==== Given data ====
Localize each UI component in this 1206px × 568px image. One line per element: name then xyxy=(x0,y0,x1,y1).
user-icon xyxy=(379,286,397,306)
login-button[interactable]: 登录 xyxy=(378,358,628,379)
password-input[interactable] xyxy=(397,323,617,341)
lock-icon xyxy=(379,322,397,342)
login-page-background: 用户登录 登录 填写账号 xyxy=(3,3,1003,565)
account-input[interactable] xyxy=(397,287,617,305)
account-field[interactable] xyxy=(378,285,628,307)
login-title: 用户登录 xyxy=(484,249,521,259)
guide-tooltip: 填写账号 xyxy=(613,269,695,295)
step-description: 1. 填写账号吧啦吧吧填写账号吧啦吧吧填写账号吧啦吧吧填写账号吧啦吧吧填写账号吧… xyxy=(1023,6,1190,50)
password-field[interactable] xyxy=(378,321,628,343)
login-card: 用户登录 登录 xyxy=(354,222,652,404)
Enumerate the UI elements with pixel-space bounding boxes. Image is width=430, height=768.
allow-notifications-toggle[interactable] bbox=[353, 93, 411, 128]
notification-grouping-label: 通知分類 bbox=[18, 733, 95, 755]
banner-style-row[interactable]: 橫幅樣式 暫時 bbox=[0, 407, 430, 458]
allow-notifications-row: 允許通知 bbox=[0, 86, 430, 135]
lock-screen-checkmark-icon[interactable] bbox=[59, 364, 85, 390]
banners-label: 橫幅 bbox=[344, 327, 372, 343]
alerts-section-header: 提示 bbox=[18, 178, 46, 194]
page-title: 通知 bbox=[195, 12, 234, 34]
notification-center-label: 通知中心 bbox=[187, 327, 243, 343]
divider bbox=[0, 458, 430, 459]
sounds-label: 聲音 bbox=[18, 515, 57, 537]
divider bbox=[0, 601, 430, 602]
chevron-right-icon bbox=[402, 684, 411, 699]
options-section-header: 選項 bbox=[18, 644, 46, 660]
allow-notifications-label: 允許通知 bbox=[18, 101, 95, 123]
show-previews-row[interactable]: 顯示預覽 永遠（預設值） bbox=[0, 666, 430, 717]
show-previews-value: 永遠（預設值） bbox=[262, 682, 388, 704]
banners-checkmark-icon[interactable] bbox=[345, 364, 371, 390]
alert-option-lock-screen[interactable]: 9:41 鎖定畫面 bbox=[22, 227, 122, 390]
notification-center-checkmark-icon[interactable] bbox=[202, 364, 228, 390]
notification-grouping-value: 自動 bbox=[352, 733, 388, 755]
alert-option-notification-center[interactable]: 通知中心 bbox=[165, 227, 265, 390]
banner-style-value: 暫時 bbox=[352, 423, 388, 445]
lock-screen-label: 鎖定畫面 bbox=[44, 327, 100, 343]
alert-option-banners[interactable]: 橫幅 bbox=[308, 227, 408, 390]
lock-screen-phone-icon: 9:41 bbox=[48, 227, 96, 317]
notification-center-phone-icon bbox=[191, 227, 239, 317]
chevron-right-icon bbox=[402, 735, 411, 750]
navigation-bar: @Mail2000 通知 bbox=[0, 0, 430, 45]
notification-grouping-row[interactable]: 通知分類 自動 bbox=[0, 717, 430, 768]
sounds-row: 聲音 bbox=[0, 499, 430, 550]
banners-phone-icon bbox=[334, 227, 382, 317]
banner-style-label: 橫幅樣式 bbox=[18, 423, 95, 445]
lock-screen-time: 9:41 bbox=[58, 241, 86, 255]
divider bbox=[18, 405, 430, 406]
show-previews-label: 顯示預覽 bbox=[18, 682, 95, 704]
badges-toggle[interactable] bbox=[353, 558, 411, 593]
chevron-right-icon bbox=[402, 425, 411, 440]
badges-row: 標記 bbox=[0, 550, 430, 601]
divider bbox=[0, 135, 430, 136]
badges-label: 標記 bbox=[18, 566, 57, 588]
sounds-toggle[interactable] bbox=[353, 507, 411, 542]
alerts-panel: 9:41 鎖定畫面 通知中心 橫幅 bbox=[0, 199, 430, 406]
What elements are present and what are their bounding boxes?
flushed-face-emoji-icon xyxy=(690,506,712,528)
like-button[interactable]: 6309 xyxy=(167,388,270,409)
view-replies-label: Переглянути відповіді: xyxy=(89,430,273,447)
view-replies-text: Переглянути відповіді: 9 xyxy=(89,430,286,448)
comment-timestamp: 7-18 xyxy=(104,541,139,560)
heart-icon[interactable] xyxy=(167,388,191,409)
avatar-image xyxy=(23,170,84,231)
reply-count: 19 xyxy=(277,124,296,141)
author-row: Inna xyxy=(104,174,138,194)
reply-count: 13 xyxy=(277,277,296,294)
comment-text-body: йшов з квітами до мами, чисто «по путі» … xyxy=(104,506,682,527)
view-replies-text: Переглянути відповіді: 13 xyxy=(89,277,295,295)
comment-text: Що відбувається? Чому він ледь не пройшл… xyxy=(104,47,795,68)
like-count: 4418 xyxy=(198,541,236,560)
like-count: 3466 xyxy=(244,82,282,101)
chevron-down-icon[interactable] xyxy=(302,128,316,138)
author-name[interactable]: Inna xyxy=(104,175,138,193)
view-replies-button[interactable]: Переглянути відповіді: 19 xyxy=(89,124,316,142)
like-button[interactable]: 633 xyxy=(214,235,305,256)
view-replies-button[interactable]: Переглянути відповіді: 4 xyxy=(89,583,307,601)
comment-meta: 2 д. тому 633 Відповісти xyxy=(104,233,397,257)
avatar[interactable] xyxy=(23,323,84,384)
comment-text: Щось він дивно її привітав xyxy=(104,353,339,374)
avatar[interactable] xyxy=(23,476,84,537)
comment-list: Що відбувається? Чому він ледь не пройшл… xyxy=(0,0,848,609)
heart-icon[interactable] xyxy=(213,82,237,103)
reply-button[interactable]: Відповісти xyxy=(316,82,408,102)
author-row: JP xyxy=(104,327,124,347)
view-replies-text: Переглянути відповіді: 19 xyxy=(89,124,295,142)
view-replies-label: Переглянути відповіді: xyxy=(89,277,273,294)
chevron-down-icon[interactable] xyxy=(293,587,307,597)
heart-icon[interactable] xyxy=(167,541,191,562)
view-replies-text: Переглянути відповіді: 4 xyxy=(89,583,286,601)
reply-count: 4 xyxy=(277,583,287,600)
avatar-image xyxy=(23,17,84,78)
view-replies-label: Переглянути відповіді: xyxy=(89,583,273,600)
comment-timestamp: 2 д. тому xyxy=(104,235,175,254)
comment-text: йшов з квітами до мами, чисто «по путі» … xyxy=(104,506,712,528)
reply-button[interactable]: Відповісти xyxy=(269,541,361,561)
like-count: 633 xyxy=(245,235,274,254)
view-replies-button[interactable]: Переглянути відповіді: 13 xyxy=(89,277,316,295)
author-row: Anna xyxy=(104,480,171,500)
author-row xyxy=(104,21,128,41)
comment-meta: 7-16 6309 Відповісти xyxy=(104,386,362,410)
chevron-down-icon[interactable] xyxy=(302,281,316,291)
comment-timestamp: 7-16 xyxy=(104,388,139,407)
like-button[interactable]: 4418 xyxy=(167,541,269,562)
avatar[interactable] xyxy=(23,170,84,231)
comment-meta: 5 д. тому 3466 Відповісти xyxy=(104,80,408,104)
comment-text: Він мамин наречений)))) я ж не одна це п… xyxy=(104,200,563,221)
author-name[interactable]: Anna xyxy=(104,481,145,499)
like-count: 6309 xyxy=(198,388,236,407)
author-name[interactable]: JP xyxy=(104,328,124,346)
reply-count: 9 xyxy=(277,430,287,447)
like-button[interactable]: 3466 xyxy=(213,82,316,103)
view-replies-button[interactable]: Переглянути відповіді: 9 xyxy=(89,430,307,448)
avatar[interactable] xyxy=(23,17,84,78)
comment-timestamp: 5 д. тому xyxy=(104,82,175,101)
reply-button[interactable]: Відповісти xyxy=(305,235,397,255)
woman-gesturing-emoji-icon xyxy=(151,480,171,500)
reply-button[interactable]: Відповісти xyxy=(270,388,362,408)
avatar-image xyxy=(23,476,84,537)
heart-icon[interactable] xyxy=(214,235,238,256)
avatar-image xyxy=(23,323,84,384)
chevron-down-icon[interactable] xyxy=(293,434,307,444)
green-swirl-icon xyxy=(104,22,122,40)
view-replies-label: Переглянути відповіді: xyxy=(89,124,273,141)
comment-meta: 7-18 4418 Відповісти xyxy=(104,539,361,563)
====
Render the material from its first line through the line containing "notification-center-label: 通知中心 bbox=[187, 327, 243, 343]", both ends included, as a Markdown table with a "Row" column giving the row number and a "Line" column giving the line. Leave out any blank lines.

> _Expected output_:
| Row | Line |
|---|---|
| 1 | Localize each UI component in this 1206px × 568px image. One line per element: name then xyxy=(x0,y0,x1,y1). |
| 2 | user-icon xyxy=(379,286,397,306) |
| 3 | login-button[interactable]: 登录 xyxy=(378,358,628,379) |
| 4 | password-input[interactable] xyxy=(397,323,617,341) |
| 5 | lock-icon xyxy=(379,322,397,342) |
| 6 | login-page-background: 用户登录 登录 填写账号 xyxy=(3,3,1003,565) |
| 7 | account-input[interactable] xyxy=(397,287,617,305) |
| 8 | account-field[interactable] xyxy=(378,285,628,307) |
| 9 | login-title: 用户登录 xyxy=(484,249,521,259) |
| 10 | guide-tooltip: 填写账号 xyxy=(613,269,695,295) |
| 11 | step-description: 1. 填写账号吧啦吧吧填写账号吧啦吧吧填写账号吧啦吧吧填写账号吧啦吧吧填写账号吧… xyxy=(1023,6,1190,50) |
| 12 | password-field[interactable] xyxy=(378,321,628,343) |
| 13 | login-card: 用户登录 登录 xyxy=(354,222,652,404) |
| 14 | Enumerate the UI elements with pixel-space bounding boxes. Image is width=430, height=768. |
| 15 | allow-notifications-toggle[interactable] bbox=[353, 93, 411, 128] |
| 16 | notification-grouping-label: 通知分類 bbox=[18, 733, 95, 755] |
| 17 | banner-style-row[interactable]: 橫幅樣式 暫時 bbox=[0, 407, 430, 458] |
| 18 | allow-notifications-row: 允許通知 bbox=[0, 86, 430, 135] |
| 19 | lock-screen-checkmark-icon[interactable] bbox=[59, 364, 85, 390] |
| 20 | banners-label: 橫幅 bbox=[344, 327, 372, 343] |
| 21 | alerts-section-header: 提示 bbox=[18, 178, 46, 194] |
| 22 | page-title: 通知 bbox=[195, 12, 234, 34] |
| 23 | notification-center-label: 通知中心 bbox=[187, 327, 243, 343] |